Data entries:

== == ==

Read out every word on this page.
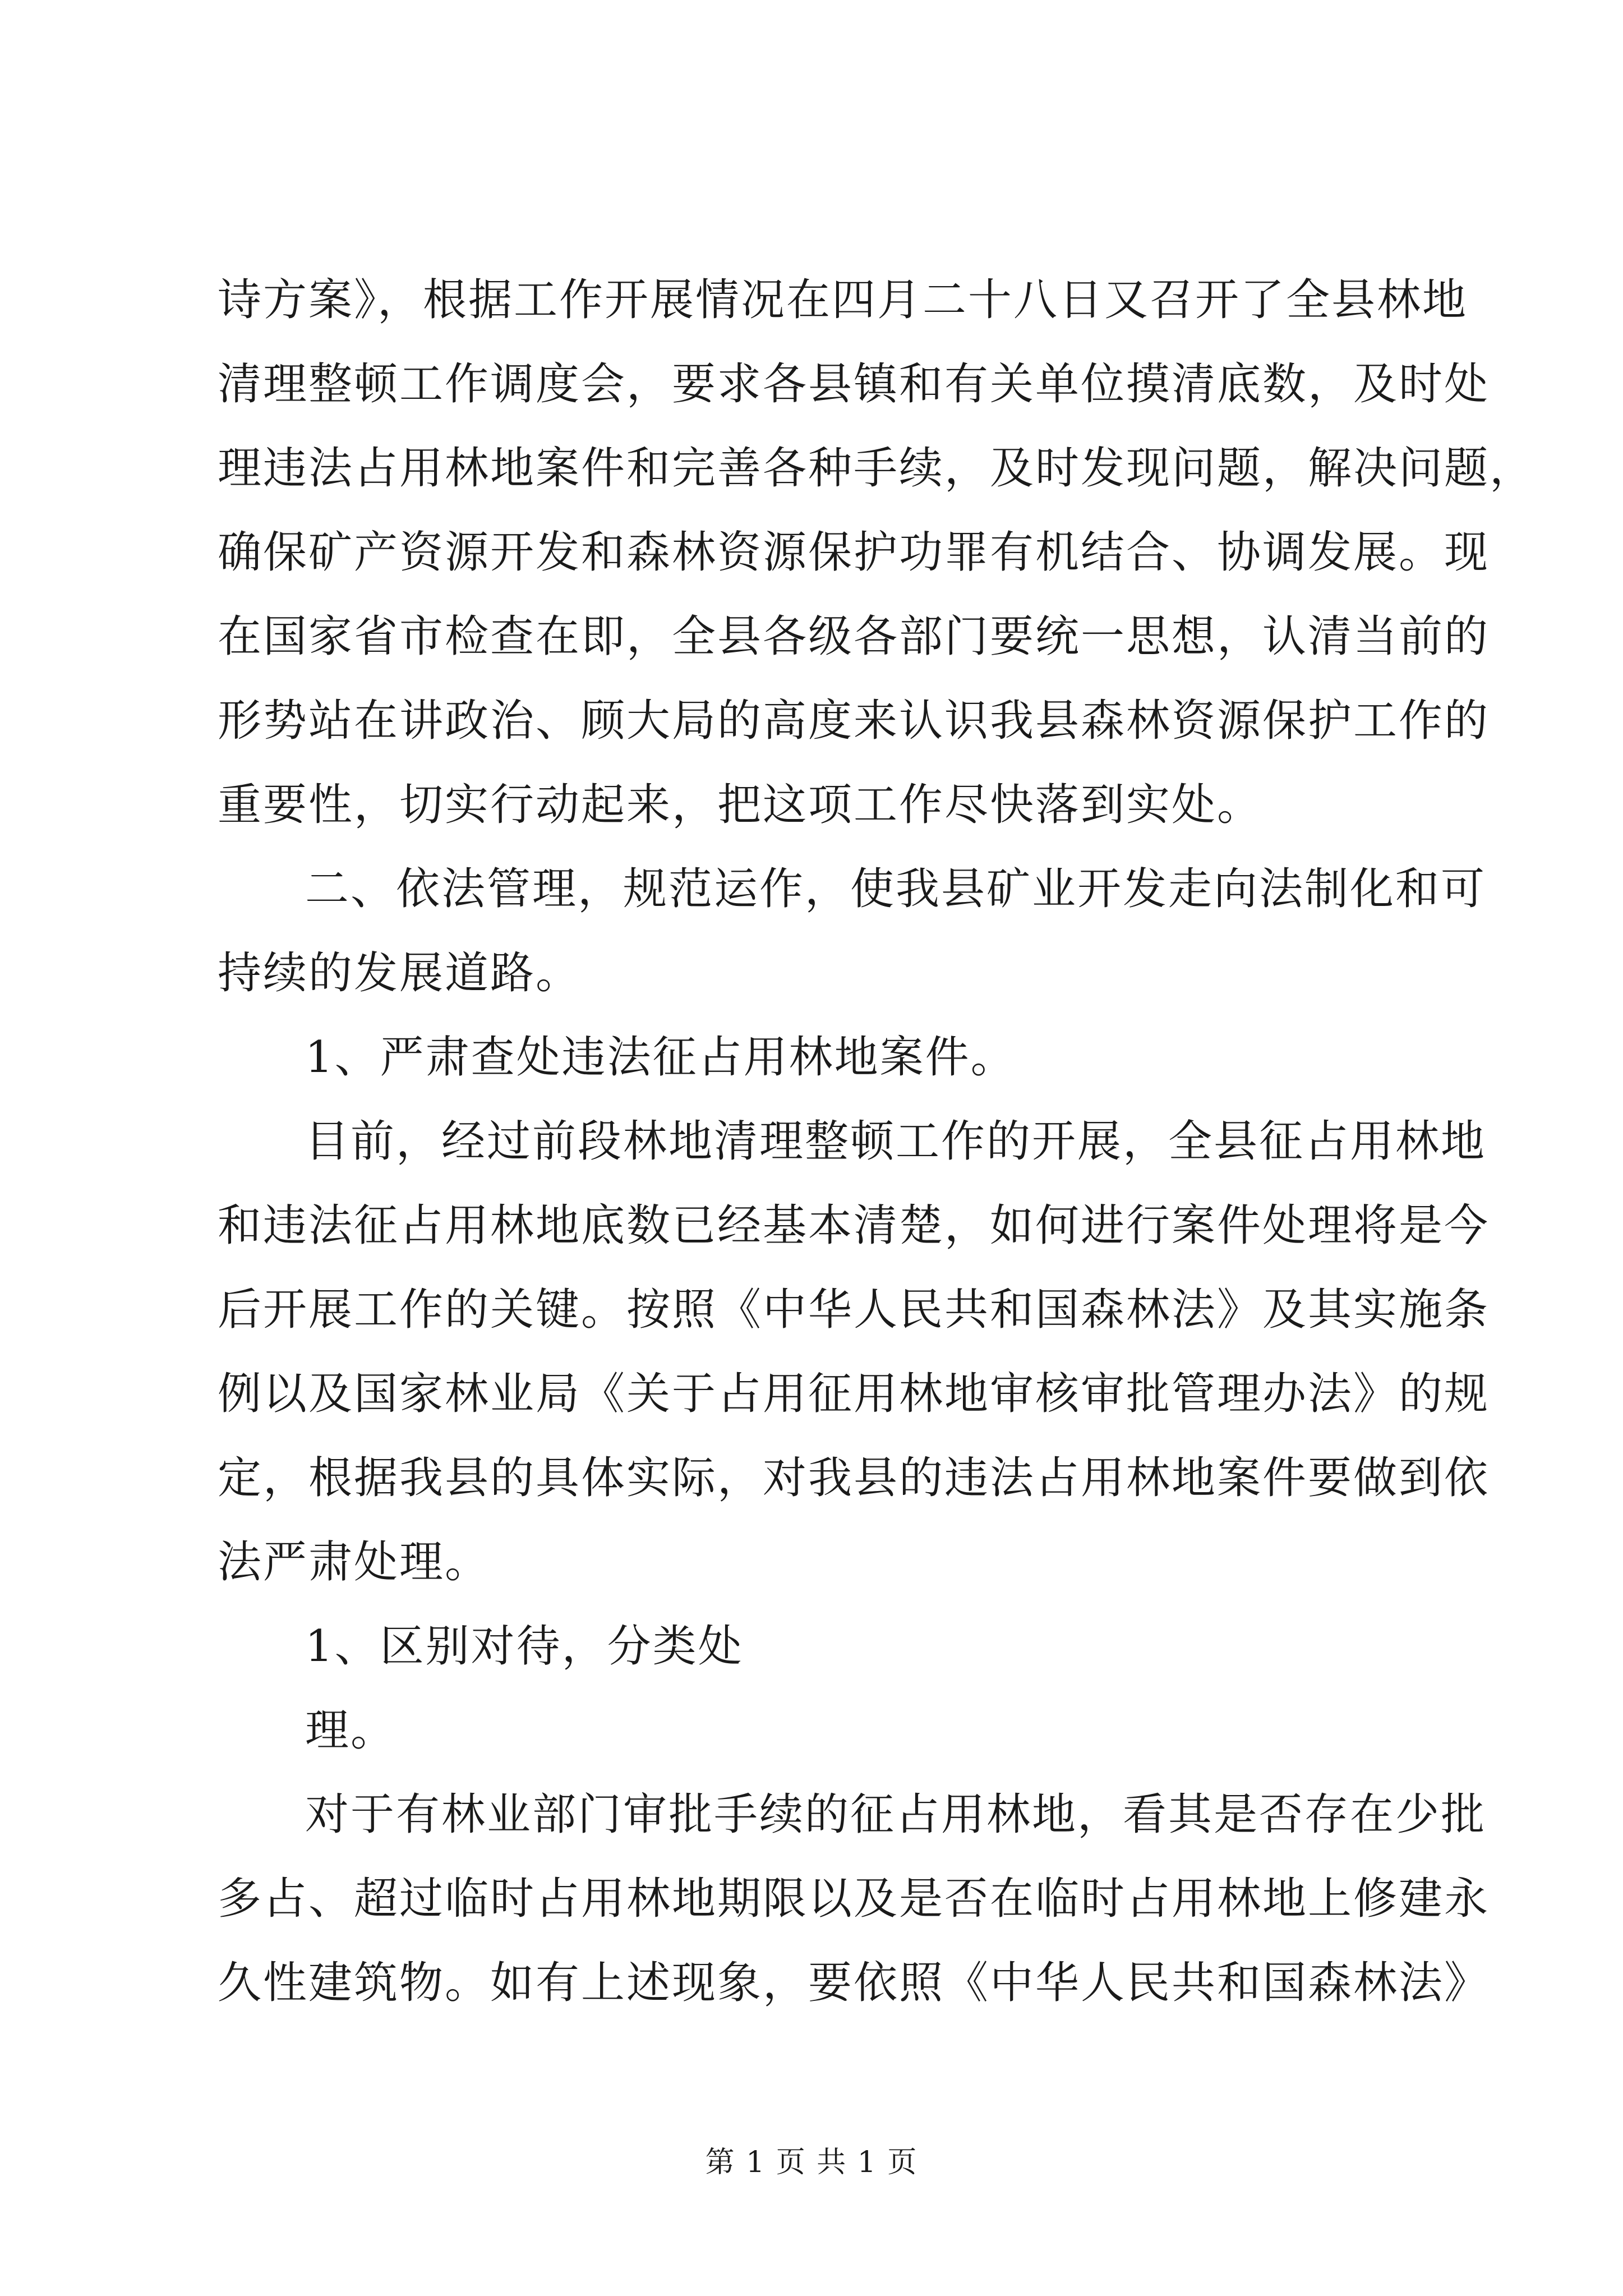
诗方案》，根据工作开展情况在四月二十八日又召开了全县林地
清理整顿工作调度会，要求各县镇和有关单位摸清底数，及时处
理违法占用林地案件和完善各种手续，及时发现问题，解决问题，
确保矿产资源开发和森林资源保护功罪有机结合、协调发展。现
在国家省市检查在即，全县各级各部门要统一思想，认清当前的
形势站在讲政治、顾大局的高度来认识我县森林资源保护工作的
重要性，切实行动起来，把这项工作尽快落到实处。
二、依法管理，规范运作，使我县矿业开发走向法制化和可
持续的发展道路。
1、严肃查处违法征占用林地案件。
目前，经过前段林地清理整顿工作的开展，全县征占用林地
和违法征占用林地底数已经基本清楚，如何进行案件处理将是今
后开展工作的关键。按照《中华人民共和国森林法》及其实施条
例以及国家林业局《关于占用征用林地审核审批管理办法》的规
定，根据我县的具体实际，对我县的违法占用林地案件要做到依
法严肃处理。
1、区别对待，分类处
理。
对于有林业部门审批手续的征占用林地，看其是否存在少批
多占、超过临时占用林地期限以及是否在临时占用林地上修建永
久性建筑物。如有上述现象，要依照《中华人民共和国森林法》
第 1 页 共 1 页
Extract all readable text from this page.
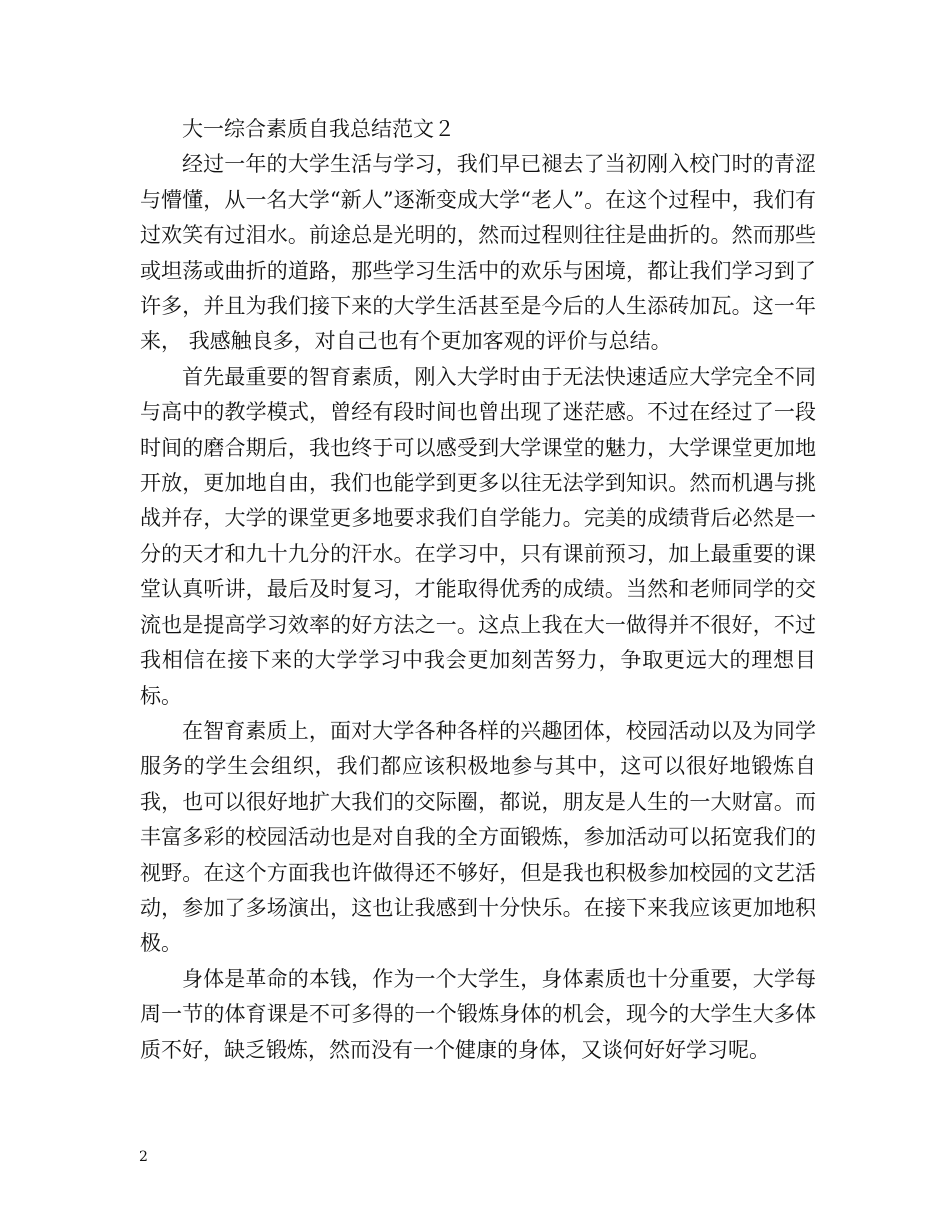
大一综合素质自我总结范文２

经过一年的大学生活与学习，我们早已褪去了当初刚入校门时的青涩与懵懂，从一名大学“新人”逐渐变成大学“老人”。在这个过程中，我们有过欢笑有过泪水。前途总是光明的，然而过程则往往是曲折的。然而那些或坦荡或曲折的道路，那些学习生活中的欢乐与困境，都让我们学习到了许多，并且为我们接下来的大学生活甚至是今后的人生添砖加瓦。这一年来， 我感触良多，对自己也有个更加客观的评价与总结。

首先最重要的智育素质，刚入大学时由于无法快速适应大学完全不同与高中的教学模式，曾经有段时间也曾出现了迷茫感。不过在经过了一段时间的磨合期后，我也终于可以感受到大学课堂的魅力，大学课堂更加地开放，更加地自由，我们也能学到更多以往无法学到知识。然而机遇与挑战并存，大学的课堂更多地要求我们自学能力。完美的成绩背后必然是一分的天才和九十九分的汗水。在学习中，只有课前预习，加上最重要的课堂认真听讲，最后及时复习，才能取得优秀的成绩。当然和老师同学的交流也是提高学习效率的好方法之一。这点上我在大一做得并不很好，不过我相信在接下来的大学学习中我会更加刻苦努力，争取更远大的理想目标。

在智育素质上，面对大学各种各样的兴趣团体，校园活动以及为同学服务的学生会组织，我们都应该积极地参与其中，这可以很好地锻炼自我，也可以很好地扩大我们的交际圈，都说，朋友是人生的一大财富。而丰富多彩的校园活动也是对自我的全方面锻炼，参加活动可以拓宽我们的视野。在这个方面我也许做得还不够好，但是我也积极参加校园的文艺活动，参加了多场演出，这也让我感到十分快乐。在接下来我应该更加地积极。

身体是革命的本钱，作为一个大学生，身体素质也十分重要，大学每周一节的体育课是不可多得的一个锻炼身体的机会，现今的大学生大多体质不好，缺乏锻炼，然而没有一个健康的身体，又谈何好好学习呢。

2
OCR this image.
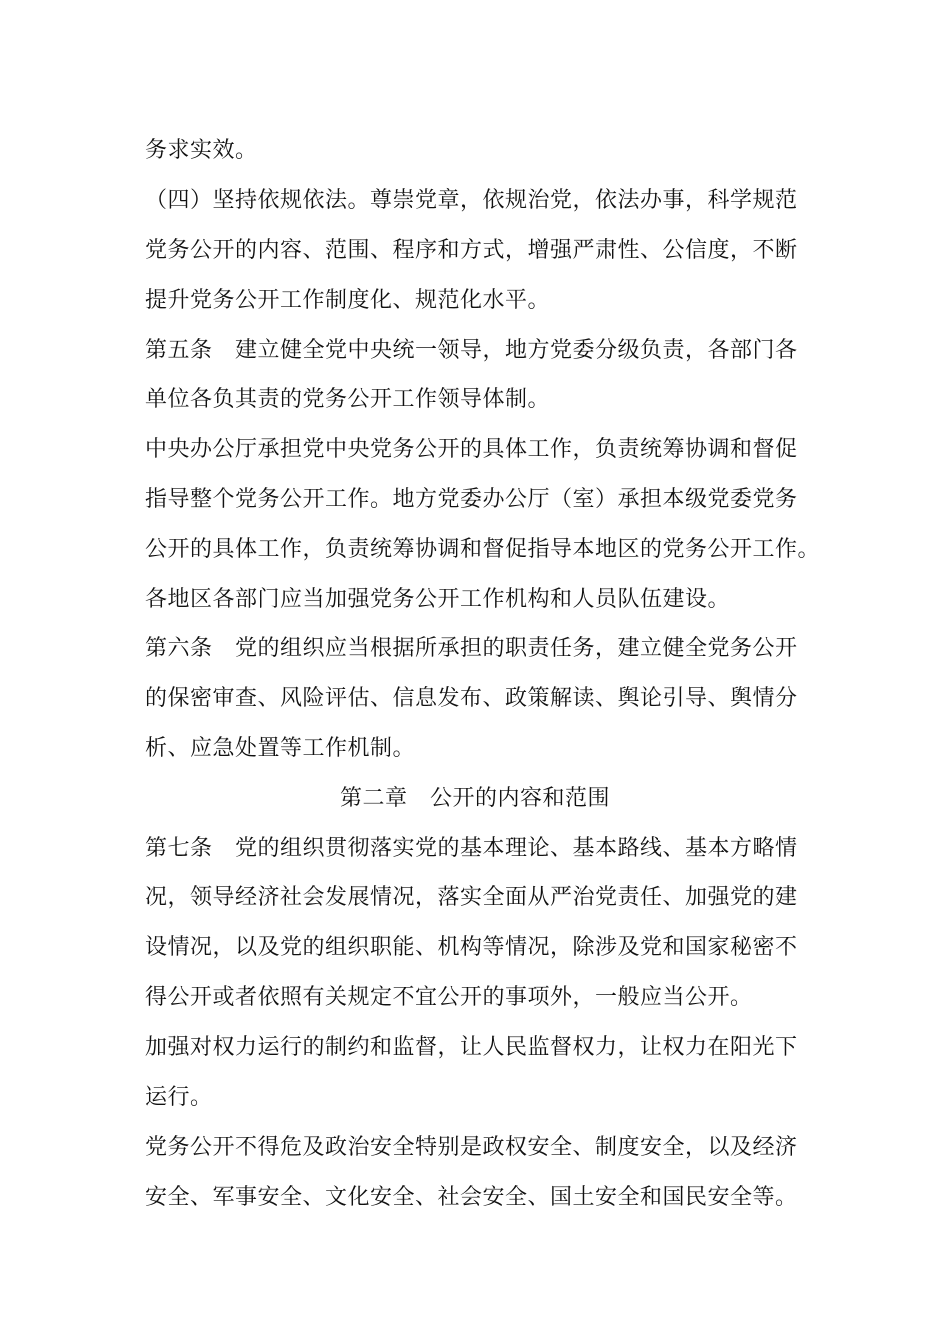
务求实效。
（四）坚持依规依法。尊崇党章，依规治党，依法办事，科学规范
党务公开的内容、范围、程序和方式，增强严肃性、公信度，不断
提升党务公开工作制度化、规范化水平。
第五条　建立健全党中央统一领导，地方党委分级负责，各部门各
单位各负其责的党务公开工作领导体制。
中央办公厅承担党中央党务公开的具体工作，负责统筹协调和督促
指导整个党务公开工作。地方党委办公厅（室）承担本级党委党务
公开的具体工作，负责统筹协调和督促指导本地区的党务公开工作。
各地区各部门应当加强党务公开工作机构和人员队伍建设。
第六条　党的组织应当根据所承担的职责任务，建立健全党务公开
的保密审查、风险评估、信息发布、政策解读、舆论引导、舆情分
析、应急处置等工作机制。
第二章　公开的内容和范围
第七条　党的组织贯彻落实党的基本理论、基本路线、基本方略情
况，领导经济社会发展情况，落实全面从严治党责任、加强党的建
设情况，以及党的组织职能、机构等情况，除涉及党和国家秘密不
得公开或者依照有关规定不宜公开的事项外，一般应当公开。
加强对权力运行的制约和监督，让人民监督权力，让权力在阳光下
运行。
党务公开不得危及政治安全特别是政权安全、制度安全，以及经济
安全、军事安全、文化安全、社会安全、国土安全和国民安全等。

== == ==

» GOAL: Look through the records and gather every line containing "page".

» ANSWER:
Read out every word on this page.
Extract all readable text from this page.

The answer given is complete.